State only the number of lines that contain the string "text".

>> start Dataset content

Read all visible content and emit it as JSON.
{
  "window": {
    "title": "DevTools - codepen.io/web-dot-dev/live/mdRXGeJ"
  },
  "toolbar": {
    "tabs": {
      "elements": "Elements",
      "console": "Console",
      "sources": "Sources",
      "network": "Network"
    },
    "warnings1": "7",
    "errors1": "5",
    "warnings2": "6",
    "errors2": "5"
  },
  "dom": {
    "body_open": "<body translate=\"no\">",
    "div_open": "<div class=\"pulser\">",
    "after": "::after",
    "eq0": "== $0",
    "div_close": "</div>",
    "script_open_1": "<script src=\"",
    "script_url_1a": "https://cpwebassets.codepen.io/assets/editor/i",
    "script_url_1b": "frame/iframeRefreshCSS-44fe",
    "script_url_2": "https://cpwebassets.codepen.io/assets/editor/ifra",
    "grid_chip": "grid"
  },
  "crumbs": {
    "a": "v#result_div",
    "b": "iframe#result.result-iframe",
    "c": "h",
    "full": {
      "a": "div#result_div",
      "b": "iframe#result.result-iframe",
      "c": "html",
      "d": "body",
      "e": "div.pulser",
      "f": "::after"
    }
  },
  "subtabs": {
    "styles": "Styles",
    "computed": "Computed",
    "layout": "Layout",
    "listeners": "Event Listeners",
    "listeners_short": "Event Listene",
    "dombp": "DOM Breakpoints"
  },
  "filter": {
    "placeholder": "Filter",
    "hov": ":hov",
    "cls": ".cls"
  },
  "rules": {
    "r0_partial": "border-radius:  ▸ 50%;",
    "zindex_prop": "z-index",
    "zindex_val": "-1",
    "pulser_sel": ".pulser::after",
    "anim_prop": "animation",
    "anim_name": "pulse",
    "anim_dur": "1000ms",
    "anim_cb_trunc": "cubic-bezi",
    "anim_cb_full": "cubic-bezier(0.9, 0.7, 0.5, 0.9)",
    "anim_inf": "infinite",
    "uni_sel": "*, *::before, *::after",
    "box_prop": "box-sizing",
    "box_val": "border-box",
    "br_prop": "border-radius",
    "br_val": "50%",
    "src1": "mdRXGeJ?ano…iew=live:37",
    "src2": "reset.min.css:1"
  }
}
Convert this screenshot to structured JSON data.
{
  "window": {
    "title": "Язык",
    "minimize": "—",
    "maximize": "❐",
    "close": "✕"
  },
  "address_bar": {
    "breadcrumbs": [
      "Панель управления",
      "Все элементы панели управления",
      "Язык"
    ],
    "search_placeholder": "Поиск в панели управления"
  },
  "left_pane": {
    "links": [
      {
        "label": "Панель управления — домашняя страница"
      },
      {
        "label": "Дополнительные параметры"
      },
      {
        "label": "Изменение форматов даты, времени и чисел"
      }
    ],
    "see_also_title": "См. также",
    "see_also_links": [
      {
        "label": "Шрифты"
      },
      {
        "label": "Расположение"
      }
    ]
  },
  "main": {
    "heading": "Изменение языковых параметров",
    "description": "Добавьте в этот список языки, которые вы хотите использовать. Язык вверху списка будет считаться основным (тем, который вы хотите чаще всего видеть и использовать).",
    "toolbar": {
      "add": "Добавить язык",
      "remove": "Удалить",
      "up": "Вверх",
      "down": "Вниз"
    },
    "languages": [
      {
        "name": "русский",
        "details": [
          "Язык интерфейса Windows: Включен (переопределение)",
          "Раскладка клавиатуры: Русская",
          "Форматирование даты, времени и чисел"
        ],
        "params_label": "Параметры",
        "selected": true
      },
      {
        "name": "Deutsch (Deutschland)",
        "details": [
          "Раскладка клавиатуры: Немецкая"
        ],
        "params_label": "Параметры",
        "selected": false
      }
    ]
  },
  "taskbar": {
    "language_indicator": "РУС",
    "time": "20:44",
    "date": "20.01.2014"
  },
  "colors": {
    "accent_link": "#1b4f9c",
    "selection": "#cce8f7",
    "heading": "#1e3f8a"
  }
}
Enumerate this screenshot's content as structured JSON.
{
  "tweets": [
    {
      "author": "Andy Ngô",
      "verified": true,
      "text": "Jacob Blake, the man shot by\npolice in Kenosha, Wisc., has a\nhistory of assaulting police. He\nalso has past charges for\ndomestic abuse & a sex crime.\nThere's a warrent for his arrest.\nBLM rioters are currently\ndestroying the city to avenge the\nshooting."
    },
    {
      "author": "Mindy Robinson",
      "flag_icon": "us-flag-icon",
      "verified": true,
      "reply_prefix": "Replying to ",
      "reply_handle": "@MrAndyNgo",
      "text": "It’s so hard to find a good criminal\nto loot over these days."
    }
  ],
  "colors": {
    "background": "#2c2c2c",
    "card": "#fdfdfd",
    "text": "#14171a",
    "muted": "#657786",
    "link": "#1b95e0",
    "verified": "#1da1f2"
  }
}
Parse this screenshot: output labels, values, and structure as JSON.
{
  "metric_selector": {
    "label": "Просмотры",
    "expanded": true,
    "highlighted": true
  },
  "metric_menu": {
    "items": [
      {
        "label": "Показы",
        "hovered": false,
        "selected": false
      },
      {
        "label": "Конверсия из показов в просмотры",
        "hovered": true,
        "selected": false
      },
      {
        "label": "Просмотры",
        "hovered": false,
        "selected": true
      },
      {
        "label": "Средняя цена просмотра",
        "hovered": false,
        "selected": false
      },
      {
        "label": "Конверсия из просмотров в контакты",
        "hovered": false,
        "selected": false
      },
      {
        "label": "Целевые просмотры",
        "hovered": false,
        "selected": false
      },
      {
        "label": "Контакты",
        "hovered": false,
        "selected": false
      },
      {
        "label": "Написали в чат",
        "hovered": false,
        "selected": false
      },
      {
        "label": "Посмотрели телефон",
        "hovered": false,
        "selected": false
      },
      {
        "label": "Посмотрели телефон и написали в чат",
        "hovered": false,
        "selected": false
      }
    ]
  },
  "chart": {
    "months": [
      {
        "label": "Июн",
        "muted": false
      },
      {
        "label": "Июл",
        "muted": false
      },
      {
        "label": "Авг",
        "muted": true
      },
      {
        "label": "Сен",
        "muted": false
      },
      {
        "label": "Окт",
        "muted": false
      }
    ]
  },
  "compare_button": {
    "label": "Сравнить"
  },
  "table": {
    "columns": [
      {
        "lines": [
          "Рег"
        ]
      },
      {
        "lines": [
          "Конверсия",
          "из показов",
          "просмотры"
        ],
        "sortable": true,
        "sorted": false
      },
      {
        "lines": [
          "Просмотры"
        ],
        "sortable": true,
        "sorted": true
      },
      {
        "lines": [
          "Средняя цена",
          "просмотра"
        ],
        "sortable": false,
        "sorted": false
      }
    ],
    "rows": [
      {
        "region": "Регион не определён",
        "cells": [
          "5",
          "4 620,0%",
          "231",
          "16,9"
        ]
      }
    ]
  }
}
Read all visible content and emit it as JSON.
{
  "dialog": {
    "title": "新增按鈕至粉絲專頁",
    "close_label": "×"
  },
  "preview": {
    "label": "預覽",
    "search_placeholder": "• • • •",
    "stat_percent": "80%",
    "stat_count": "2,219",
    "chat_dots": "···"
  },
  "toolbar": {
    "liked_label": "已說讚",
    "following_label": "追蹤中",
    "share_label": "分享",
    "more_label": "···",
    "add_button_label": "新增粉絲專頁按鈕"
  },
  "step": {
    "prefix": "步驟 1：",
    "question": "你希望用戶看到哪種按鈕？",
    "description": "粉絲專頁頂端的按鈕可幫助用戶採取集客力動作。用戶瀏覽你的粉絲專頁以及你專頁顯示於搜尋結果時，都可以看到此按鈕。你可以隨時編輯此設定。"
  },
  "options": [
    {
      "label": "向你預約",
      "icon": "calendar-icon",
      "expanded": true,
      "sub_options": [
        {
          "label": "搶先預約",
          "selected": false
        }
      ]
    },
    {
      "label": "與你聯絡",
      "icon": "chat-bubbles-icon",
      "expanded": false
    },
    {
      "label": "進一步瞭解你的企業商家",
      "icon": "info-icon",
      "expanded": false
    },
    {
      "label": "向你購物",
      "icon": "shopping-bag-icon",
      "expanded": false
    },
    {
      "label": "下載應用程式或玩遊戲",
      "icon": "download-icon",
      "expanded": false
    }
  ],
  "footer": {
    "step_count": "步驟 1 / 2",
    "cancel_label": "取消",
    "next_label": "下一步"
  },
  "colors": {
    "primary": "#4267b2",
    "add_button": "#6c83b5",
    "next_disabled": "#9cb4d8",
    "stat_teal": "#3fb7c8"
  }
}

>> end Dataset content

** Solution **
3